▸ **Short exercise**:
Locate the line that contains "Read out every word on this page.". Print it and every subsequent line through the final line of the records, exactly and only those.

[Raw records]
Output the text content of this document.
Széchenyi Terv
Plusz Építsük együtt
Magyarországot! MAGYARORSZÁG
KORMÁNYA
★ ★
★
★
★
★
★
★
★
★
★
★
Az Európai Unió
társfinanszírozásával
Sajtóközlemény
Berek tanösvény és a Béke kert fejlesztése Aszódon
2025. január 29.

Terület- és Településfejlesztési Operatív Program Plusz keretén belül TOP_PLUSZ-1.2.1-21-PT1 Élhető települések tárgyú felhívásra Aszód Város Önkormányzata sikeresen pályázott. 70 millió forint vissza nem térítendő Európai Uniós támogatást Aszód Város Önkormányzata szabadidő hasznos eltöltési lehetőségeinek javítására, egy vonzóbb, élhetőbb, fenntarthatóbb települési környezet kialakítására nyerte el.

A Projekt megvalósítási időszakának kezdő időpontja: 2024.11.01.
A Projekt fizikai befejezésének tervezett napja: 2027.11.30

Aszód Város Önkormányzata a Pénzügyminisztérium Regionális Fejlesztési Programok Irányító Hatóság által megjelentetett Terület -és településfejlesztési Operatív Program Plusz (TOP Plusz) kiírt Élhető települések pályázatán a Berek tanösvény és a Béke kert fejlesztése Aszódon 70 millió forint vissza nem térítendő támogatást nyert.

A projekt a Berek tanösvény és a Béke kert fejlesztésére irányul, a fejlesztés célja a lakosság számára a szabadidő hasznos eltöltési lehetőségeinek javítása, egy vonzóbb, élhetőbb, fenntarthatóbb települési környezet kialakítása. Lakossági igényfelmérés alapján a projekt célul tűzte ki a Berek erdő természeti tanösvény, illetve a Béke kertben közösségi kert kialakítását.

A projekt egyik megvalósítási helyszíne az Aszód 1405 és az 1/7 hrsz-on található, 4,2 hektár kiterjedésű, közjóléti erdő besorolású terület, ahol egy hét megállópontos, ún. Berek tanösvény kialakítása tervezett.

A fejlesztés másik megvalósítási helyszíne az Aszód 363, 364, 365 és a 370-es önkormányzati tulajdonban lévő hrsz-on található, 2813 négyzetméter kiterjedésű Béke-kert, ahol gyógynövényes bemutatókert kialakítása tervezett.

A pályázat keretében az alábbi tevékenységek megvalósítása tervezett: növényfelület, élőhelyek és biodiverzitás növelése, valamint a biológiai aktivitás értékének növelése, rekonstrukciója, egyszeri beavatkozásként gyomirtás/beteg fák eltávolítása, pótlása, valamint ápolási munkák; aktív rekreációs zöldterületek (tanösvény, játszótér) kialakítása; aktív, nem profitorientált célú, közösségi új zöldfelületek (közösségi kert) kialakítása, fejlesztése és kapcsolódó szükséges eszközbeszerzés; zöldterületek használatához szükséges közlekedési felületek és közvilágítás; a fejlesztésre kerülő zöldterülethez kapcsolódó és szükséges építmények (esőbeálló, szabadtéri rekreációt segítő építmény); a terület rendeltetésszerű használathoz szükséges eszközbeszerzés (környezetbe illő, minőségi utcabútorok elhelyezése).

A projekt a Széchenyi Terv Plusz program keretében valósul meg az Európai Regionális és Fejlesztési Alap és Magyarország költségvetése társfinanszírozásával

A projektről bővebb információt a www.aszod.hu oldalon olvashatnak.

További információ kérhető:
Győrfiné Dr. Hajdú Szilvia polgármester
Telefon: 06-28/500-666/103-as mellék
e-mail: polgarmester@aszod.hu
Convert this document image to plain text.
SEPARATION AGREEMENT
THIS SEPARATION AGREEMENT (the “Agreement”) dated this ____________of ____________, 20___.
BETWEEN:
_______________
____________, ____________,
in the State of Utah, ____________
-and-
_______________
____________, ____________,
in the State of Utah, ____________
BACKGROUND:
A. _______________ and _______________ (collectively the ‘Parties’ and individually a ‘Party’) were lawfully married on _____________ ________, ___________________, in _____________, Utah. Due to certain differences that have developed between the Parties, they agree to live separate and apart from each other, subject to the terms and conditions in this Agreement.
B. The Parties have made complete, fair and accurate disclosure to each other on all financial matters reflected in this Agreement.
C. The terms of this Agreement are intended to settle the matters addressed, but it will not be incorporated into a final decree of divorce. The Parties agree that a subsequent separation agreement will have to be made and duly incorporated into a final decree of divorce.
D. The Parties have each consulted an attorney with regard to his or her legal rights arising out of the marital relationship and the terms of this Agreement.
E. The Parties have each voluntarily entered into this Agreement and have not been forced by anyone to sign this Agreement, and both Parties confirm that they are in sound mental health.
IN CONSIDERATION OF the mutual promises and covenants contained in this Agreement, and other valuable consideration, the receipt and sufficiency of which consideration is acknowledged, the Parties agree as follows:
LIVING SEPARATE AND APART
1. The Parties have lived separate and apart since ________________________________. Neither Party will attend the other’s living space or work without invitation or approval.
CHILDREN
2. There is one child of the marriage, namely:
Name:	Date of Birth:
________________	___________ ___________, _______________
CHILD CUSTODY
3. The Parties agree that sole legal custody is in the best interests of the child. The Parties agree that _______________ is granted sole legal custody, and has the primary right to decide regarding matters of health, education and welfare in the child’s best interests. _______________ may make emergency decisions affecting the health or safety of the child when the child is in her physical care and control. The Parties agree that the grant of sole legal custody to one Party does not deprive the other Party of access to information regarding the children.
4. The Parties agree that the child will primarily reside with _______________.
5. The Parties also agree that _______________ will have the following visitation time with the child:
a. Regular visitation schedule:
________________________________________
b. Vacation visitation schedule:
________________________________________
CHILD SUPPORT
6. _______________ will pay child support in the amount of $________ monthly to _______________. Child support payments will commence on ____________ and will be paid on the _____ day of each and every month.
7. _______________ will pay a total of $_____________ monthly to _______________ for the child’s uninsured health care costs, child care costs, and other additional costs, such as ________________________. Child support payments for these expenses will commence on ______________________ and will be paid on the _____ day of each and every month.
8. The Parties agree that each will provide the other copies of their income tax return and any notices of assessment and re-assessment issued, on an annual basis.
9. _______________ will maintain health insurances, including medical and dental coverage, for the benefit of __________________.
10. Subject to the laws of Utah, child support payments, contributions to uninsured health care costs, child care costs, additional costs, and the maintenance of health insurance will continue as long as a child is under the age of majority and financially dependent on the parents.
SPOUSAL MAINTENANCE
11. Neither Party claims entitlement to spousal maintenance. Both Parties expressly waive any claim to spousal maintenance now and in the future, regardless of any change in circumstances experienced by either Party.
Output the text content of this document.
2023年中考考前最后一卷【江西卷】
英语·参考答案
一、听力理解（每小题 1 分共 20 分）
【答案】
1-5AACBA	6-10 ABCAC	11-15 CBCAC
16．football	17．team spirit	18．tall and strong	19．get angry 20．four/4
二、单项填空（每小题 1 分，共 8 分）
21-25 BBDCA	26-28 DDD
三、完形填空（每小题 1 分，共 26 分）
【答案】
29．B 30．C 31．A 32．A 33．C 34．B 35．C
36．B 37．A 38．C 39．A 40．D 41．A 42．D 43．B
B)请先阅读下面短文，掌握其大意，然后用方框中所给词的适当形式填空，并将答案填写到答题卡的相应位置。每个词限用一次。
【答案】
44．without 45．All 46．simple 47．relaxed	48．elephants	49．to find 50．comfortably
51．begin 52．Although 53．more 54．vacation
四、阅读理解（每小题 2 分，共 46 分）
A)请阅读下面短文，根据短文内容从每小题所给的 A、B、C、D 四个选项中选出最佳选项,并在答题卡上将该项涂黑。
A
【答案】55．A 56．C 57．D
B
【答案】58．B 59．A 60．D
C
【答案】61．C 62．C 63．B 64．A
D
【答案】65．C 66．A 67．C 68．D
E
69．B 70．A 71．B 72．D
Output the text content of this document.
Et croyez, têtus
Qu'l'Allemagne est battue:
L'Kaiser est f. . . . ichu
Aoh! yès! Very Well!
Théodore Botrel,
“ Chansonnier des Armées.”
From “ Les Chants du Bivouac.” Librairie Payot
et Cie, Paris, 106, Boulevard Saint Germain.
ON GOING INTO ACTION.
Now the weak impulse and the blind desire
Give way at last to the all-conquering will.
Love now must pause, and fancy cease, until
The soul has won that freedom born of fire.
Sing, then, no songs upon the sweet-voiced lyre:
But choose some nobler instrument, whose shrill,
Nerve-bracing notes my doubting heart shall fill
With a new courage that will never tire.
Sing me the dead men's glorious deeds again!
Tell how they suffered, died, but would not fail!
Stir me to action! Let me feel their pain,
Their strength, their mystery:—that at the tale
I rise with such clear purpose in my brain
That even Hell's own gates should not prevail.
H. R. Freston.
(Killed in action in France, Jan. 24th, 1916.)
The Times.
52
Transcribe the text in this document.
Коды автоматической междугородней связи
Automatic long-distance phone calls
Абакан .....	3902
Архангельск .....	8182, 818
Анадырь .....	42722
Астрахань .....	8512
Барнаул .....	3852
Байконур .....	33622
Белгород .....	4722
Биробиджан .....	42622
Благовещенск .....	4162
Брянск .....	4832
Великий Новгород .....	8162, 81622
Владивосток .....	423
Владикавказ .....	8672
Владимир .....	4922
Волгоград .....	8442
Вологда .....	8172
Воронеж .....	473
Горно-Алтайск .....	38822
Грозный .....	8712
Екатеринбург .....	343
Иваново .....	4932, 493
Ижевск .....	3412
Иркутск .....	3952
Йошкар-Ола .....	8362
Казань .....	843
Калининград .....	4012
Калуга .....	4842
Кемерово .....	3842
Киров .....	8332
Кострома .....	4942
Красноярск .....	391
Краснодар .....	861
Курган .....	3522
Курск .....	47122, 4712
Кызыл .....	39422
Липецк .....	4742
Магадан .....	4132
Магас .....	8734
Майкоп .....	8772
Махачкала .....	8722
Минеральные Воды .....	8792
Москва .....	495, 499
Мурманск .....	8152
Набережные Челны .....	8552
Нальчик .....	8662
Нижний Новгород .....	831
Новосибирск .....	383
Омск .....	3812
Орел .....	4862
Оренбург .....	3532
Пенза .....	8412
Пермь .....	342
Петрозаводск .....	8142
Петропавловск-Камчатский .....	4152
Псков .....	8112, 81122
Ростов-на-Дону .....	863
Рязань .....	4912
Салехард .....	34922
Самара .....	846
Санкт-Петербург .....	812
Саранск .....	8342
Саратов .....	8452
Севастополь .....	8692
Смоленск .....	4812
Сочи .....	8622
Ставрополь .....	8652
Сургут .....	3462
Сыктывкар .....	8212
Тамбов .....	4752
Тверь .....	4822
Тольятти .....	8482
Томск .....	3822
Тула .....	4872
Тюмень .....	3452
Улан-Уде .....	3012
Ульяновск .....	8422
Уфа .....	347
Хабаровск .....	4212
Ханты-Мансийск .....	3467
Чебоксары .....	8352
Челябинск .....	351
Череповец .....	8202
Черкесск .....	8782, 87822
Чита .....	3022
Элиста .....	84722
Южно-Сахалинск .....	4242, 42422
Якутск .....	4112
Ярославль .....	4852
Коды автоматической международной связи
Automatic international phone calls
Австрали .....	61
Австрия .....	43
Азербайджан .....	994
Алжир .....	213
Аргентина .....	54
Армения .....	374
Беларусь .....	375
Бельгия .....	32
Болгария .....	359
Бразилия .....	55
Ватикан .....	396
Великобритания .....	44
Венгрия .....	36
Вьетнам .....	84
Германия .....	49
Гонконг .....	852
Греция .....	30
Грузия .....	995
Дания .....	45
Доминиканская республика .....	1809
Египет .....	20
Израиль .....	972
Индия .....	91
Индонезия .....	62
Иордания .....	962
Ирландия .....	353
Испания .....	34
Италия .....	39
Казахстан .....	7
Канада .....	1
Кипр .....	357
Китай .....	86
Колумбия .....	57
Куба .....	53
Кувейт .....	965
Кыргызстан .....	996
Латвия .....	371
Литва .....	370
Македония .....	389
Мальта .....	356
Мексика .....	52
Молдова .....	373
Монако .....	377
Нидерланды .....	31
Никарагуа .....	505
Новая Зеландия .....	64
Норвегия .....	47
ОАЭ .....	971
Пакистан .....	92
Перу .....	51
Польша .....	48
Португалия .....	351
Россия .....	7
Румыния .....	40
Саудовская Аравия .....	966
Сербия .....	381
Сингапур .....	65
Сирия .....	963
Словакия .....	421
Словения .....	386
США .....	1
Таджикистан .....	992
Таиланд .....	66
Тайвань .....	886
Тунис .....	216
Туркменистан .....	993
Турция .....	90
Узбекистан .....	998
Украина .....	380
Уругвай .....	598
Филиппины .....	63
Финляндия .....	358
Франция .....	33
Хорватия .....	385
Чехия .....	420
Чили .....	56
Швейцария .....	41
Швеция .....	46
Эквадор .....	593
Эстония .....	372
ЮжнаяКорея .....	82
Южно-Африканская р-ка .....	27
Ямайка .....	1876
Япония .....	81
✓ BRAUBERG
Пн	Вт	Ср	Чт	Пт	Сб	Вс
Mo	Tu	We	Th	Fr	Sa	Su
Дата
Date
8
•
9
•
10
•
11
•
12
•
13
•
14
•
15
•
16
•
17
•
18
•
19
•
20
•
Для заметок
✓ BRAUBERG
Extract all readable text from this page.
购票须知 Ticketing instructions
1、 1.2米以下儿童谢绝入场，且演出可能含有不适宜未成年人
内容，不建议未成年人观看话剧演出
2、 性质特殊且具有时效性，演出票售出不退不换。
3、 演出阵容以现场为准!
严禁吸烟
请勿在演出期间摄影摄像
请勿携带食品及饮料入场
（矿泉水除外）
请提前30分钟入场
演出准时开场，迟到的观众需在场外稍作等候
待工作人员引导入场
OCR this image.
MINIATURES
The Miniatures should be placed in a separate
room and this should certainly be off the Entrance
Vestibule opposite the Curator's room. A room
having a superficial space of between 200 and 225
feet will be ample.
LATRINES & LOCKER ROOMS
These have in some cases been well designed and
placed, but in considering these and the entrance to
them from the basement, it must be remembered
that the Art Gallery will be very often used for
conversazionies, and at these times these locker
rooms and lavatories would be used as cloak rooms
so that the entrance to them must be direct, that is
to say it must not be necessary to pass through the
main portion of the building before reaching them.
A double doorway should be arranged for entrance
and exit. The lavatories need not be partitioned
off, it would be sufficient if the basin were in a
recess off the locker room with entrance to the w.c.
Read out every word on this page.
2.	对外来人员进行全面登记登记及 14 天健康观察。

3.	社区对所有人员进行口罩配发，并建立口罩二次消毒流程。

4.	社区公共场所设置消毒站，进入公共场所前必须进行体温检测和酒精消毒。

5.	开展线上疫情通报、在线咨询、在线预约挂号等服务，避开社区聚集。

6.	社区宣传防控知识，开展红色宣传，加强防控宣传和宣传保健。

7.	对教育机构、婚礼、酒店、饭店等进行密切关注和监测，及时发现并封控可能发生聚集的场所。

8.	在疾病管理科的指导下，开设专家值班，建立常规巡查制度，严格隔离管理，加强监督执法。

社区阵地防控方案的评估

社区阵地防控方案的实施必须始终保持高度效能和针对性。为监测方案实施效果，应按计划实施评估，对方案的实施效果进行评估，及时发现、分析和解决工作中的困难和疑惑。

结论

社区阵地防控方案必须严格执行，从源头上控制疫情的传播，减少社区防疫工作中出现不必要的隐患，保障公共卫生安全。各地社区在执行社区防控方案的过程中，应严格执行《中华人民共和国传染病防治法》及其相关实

▸ **Full response**:
Read out every word on this page.
2.	对外来人员进行全面登记登记及 14 天健康观察。

3.	社区对所有人员进行口罩配发，并建立口罩二次消毒流程。

4.	社区公共场所设置消毒站，进入公共场所前必须进行体温检测和酒精消毒。

5.	开展线上疫情通报、在线咨询、在线预约挂号等服务，避开社区聚集。

6.	社区宣传防控知识，开展红色宣传，加强防控宣传和宣传保健。

7.	对教育机构、婚礼、酒店、饭店等进行密切关注和监测，及时发现并封控可能发生聚集的场所。

8.	在疾病管理科的指导下，开设专家值班，建立常规巡查制度，严格隔离管理，加强监督执法。

社区阵地防控方案的评估

社区阵地防控方案的实施必须始终保持高度效能和针对性。为监测方案实施效果，应按计划实施评估，对方案的实施效果进行评估，及时发现、分析和解决工作中的困难和疑惑。

结论

社区阵地防控方案必须严格执行，从源头上控制疫情的传播，减少社区防疫工作中出现不必要的隐患，保障公共卫生安全。各地社区在执行社区防控方案的过程中，应严格执行《中华人民共和国传染病防治法》及其相关实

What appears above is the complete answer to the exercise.